**AIM**
Where the word "source" occurs in a line, return that line.

### RAW DATA

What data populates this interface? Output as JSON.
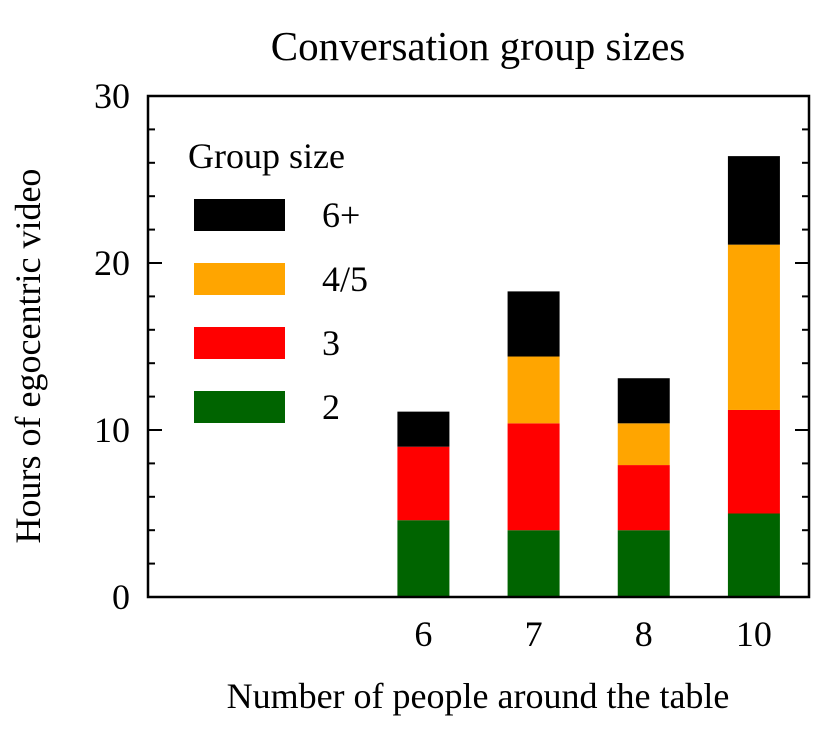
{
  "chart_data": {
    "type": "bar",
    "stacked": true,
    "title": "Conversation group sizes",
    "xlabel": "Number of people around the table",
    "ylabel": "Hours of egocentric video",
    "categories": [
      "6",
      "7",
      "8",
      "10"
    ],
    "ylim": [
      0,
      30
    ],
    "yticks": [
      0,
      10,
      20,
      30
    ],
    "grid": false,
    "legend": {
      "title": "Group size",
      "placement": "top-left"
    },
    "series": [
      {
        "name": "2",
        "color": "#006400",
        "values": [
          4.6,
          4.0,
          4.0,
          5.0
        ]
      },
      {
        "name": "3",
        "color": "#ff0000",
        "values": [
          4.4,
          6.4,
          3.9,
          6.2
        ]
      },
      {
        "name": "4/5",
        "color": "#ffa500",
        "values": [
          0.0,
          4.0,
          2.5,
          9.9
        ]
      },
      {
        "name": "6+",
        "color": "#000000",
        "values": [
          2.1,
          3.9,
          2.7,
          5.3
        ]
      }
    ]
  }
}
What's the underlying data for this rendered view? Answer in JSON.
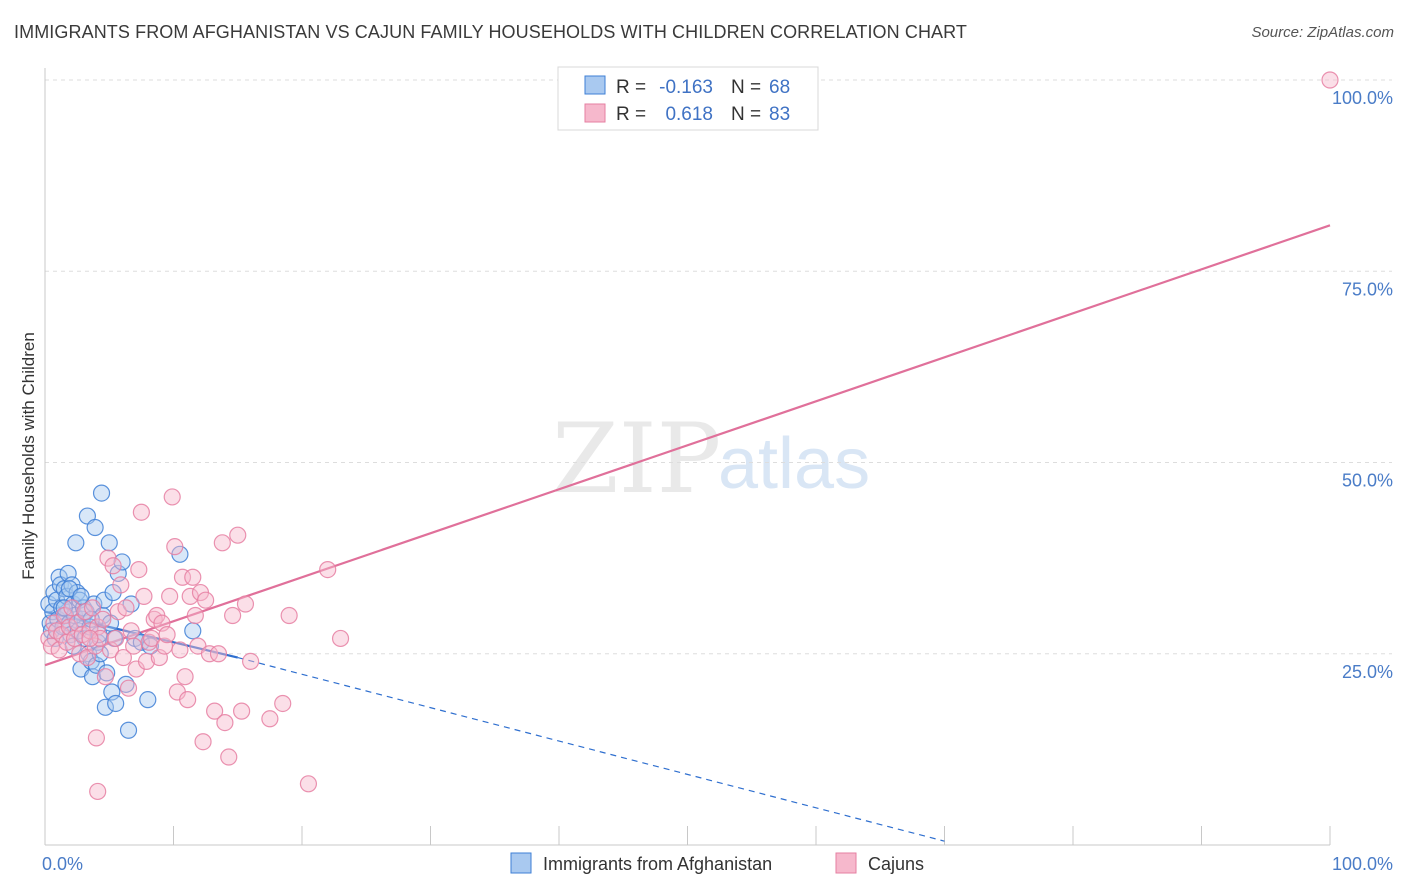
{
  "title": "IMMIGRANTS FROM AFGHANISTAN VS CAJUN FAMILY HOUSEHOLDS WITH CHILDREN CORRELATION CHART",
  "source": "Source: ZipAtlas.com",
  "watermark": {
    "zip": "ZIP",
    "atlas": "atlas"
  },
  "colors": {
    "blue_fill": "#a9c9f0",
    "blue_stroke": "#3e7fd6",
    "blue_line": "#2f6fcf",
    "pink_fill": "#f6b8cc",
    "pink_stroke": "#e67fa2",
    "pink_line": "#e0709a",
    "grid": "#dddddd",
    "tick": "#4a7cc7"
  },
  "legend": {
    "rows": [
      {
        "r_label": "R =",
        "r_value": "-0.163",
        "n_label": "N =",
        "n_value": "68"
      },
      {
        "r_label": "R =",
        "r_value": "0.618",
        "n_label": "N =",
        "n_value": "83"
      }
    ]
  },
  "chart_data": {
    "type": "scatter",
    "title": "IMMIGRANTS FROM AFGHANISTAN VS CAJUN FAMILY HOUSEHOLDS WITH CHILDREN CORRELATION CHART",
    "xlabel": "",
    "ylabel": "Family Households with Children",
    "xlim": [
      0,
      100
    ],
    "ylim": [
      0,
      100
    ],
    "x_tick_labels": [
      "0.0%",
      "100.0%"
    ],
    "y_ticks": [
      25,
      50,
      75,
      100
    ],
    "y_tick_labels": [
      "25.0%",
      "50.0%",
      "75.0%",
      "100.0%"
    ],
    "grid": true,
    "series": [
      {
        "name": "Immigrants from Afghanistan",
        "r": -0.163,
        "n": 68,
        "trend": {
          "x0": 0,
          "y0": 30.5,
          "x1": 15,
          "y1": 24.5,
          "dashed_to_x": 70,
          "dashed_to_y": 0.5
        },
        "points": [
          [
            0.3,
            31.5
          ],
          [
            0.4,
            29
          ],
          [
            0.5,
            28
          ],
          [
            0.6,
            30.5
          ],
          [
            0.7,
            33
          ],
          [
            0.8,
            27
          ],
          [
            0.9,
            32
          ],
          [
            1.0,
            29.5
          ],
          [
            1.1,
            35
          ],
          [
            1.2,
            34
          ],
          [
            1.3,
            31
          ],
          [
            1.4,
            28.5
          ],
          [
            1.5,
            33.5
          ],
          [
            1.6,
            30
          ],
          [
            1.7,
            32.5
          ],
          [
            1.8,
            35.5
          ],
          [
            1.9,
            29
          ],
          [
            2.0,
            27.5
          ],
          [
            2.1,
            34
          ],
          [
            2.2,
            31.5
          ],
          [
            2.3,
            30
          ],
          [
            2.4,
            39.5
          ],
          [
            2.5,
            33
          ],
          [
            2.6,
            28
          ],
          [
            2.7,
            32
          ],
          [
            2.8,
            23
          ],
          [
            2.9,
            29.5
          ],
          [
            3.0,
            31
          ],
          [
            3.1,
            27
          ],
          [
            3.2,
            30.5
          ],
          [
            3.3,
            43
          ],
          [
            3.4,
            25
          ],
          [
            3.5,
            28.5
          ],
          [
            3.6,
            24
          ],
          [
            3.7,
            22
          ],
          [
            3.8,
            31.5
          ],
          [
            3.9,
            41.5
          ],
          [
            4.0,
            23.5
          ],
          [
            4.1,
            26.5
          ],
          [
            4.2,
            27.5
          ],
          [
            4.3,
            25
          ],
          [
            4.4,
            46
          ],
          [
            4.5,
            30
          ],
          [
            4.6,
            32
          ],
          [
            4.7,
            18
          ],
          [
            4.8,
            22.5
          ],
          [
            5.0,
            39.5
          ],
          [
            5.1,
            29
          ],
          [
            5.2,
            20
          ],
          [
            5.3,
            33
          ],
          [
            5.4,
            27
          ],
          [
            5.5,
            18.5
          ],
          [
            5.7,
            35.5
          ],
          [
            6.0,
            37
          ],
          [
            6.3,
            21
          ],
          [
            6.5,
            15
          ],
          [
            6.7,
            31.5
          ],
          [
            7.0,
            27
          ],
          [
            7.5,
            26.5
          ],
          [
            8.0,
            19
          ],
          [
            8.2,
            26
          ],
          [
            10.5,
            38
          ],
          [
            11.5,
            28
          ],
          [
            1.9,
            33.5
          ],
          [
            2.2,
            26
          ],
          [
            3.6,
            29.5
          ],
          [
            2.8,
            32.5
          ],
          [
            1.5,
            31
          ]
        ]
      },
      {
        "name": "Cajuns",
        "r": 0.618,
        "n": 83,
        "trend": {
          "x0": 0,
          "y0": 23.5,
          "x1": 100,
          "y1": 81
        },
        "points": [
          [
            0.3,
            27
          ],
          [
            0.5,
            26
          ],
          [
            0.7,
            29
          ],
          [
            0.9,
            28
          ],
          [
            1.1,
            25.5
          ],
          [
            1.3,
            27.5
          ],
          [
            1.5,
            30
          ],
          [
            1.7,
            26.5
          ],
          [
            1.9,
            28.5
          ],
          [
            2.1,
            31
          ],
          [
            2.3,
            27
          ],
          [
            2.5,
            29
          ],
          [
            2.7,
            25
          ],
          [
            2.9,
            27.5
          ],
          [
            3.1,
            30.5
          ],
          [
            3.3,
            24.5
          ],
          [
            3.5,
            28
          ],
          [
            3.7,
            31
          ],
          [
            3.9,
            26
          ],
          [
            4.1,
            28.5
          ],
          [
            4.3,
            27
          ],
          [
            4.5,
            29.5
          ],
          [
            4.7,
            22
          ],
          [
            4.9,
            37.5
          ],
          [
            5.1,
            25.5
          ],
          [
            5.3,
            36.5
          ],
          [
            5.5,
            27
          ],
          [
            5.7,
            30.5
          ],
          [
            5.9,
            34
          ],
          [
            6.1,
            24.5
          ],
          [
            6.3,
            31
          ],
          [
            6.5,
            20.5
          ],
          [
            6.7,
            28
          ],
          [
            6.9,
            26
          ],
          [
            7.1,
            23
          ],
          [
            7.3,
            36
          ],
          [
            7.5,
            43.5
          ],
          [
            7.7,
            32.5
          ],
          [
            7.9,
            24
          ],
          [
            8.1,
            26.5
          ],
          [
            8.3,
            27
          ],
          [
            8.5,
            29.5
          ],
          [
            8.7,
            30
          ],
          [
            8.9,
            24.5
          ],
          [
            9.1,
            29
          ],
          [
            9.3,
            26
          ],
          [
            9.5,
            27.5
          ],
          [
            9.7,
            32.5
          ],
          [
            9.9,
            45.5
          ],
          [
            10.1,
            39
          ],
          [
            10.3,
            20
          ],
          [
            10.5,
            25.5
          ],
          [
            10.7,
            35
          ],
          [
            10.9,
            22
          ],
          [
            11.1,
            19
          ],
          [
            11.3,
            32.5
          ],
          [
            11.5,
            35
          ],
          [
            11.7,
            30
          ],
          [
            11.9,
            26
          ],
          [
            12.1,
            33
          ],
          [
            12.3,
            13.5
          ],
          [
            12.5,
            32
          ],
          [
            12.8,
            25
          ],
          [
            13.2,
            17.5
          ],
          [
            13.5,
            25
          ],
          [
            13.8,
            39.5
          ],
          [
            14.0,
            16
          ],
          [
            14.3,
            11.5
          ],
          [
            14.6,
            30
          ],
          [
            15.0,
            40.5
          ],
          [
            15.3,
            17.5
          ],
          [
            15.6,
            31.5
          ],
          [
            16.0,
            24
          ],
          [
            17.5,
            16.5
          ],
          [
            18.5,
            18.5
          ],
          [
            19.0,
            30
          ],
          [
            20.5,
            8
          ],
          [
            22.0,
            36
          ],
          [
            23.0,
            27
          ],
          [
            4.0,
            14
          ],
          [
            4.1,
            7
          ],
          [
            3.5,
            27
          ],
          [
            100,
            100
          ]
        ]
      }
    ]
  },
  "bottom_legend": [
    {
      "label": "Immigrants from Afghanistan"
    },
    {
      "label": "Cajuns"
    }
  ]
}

######
### RAW DATA

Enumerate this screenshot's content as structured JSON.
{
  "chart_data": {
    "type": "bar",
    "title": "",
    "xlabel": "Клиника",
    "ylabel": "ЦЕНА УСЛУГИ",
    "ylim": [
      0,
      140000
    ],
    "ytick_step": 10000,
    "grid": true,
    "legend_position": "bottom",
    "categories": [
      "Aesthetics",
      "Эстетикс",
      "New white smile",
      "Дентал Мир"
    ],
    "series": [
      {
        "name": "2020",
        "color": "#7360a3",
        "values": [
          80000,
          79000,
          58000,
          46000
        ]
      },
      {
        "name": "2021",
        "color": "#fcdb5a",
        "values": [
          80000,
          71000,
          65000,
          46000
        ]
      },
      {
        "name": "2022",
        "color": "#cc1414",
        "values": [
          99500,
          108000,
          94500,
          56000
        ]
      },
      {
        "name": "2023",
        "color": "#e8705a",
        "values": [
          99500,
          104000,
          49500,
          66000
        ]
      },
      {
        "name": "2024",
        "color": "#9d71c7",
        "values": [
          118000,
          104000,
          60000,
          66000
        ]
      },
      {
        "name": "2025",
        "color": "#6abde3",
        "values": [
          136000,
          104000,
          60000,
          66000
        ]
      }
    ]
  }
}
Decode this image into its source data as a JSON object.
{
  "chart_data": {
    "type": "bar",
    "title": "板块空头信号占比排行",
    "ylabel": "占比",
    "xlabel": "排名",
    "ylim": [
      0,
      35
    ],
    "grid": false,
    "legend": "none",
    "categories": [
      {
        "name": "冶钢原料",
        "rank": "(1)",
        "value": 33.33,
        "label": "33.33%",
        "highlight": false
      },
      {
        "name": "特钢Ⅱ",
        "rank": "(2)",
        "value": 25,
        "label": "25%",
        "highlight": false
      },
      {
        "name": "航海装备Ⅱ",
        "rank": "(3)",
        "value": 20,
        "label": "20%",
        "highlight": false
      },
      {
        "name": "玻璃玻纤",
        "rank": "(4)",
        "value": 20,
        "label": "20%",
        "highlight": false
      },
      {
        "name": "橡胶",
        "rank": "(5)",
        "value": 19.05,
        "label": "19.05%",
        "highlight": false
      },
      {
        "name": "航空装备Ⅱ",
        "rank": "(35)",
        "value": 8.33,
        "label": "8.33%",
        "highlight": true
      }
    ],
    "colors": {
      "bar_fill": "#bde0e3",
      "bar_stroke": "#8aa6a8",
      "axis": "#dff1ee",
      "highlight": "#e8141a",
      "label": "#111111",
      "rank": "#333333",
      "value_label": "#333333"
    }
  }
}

######
### RAW DATA

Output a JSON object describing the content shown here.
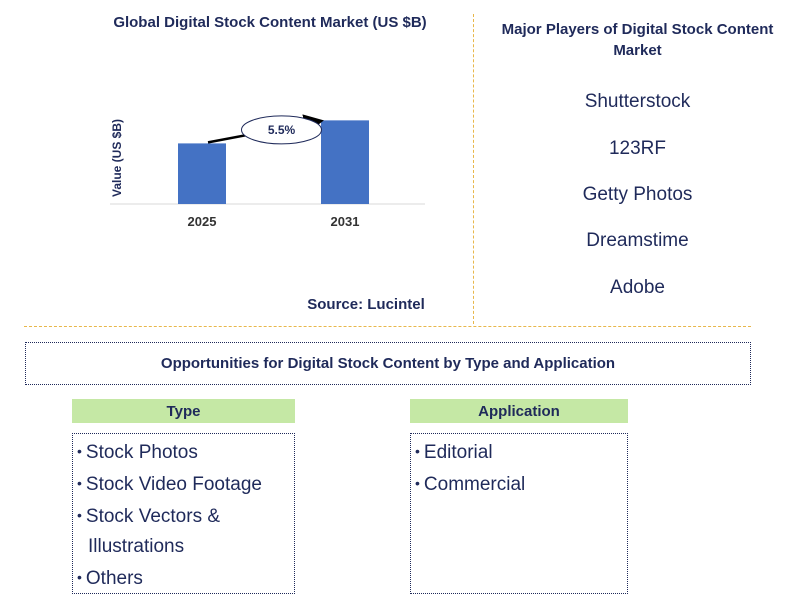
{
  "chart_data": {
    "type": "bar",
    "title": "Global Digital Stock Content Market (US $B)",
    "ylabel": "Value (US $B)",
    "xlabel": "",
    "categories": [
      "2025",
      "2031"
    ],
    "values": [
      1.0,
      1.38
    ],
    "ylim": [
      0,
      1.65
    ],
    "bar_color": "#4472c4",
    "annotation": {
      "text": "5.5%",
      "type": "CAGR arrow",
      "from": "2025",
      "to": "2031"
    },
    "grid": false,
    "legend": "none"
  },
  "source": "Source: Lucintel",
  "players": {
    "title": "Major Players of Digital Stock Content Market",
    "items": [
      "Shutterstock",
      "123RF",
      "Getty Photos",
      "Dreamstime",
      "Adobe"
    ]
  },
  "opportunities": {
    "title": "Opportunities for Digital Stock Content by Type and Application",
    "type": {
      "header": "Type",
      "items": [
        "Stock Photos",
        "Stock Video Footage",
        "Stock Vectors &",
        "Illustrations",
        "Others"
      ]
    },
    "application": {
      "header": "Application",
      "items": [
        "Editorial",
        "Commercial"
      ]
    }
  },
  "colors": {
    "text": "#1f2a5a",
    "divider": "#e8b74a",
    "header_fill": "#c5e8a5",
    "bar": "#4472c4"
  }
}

######

**THE RESULT**
  "source": "Source: ZipAtlas.com",
Decode this image into its source data as a JSON object.
  "source": "Source: Lucintel",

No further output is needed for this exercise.